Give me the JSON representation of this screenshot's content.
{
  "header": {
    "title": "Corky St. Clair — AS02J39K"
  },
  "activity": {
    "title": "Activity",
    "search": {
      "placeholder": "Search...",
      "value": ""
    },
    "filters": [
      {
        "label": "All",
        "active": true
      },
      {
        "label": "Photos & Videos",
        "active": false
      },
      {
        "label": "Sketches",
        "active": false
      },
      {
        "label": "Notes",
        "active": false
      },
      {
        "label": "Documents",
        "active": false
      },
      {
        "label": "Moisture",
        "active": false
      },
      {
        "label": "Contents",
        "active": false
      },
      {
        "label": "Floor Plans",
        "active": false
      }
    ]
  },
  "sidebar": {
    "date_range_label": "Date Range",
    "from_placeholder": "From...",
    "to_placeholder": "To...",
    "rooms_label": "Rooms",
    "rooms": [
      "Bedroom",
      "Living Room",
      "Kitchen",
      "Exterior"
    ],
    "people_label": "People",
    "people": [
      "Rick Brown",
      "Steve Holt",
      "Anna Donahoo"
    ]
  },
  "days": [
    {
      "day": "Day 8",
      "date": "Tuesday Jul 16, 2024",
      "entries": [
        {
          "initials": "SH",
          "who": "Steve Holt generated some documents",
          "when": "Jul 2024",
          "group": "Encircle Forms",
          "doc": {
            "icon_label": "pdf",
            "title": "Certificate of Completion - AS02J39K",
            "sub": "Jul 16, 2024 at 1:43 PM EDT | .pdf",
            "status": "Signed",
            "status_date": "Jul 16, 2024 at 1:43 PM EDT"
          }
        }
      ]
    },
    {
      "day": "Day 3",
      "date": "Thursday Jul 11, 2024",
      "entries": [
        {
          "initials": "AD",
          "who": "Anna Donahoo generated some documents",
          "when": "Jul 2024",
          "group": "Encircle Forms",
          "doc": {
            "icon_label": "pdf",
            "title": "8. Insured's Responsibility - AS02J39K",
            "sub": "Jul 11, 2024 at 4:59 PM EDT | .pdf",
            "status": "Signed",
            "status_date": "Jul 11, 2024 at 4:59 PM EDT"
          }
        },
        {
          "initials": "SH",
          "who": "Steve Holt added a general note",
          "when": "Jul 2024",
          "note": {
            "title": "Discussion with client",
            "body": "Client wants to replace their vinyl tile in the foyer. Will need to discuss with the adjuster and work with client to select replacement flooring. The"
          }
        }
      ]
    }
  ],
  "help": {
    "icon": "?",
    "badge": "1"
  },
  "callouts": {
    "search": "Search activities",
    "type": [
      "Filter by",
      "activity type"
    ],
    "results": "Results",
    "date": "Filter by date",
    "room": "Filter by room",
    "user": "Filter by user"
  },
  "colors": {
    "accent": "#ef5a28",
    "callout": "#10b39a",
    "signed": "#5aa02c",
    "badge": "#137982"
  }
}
::::::::
Copy each record from above exactly, and include every line.

[Reply to the exercise]:
Give me the JSON representation of this screenshot's content.
{
  "header": {
    "title": "Corky St. Clair — AS02J39K"
  },
  "activity": {
    "title": "Activity",
    "search": {
      "placeholder": "Search...",
      "value": ""
    },
    "filters": [
      {
        "label": "All",
        "active": true
      },
      {
        "label": "Photos & Videos",
        "active": false
      },
      {
        "label": "Sketches",
        "active": false
      },
      {
        "label": "Notes",
        "active": false
      },
      {
        "label": "Documents",
        "active": false
      },
      {
        "label": "Moisture",
        "active": false
      },
      {
        "label": "Contents",
        "active": false
      },
      {
        "label": "Floor Plans",
        "active": false
      }
    ]
  },
  "sidebar": {
    "date_range_label": "Date Range",
    "from_placeholder": "From...",
    "to_placeholder": "To...",
    "rooms_label": "Rooms",
    "rooms": [
      "Bedroom",
      "Living Room",
      "Kitchen",
      "Exterior"
    ],
    "people_label": "People",
    "people": [
      "Rick Brown",
      "Steve Holt",
      "Anna Donahoo"
    ]
  },
  "days": [
    {
      "day": "Day 8",
      "date": "Tuesday Jul 16, 2024",
      "entries": [
        {
          "initials": "SH",
          "who": "Steve Holt generated some documents",
          "when": "Jul 2024",
          "group": "Encircle Forms",
          "doc": {
            "icon_label": "pdf",
            "title": "Certificate of Completion - AS02J39K",
            "sub": "Jul 16, 2024 at 1:43 PM EDT | .pdf",
            "status": "Signed",
            "status_date": "Jul 16, 2024 at 1:43 PM EDT"
          }
        }
      ]
    },
    {
      "day": "Day 3",
      "date": "Thursday Jul 11, 2024",
      "entries": [
        {
          "initials": "AD",
          "who": "Anna Donahoo generated some documents",
          "when": "Jul 2024",
          "group": "Encircle Forms",
          "doc": {
            "icon_label": "pdf",
            "title": "8. Insured's Responsibility - AS02J39K",
            "sub": "Jul 11, 2024 at 4:59 PM EDT | .pdf",
            "status": "Signed",
            "status_date": "Jul 11, 2024 at 4:59 PM EDT"
          }
        },
        {
          "initials": "SH",
          "who": "Steve Holt added a general note",
          "when": "Jul 2024",
          "note": {
            "title": "Discussion with client",
            "body": "Client wants to replace their vinyl tile in the foyer. Will need to discuss with the adjuster and work with client to select replacement flooring. The"
          }
        }
      ]
    }
  ],
  "help": {
    "icon": "?",
    "badge": "1"
  },
  "callouts": {
    "search": "Search activities",
    "type": [
      "Filter by",
      "activity type"
    ],
    "results": "Results",
    "date": "Filter by date",
    "room": "Filter by room",
    "user": "Filter by user"
  },
  "colors": {
    "accent": "#ef5a28",
    "callout": "#10b39a",
    "signed": "#5aa02c",
    "badge": "#137982"
  }
}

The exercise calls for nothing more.